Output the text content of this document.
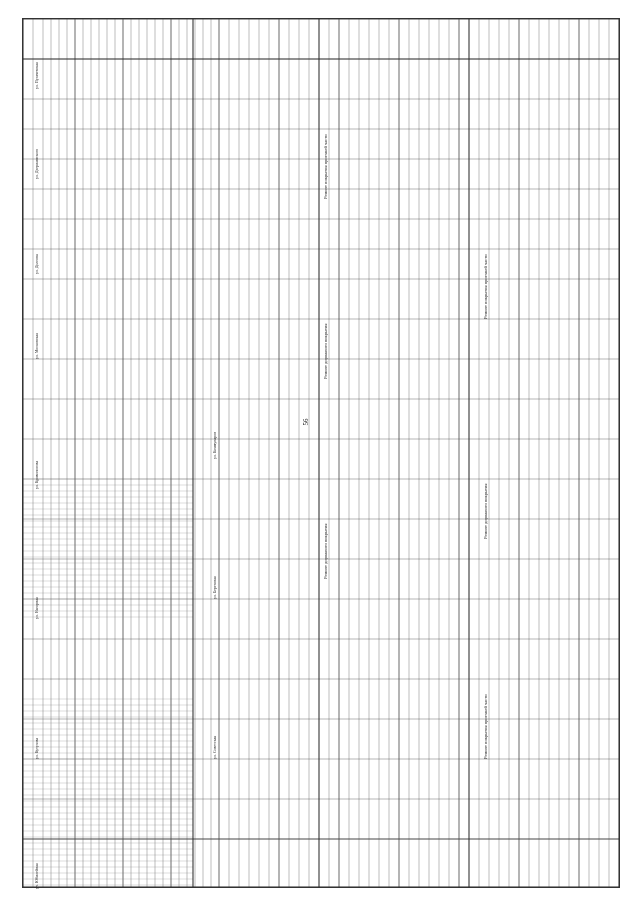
56
ул. Пугачевская
ул. Дзержинского
ул. Долгова
ул. Московская
ул. Кривоносова
ул. Нагорная
ул. Кутузова
ул. Юбилейная
ул. Советская
ул. Березовая
ул. Коммунаров
Ремонт дорожного покрытия
Ремонт покрытия проезжей части
Ремонт дорожного покрытия
Ремонт покрытия проезжей части
Ремонт дорожного покрытия
Ремонт покрытия проезжей части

[Aim of the task]:
Each line in the records above should be reproduced exactly; images are not copied.

[Correct response]:
Output the text content of this document.
56
ул. Пугачевская
ул. Дзержинского
ул. Долгова
ул. Московская
ул. Кривоносова
ул. Нагорная
ул. Кутузова
ул. Юбилейная
ул. Советская
ул. Березовая
ул. Коммунаров
Ремонт дорожного покрытия
Ремонт покрытия проезжей части
Ремонт дорожного покрытия
Ремонт покрытия проезжей части
Ремонт дорожного покрытия
Ремонт покрытия проезжей части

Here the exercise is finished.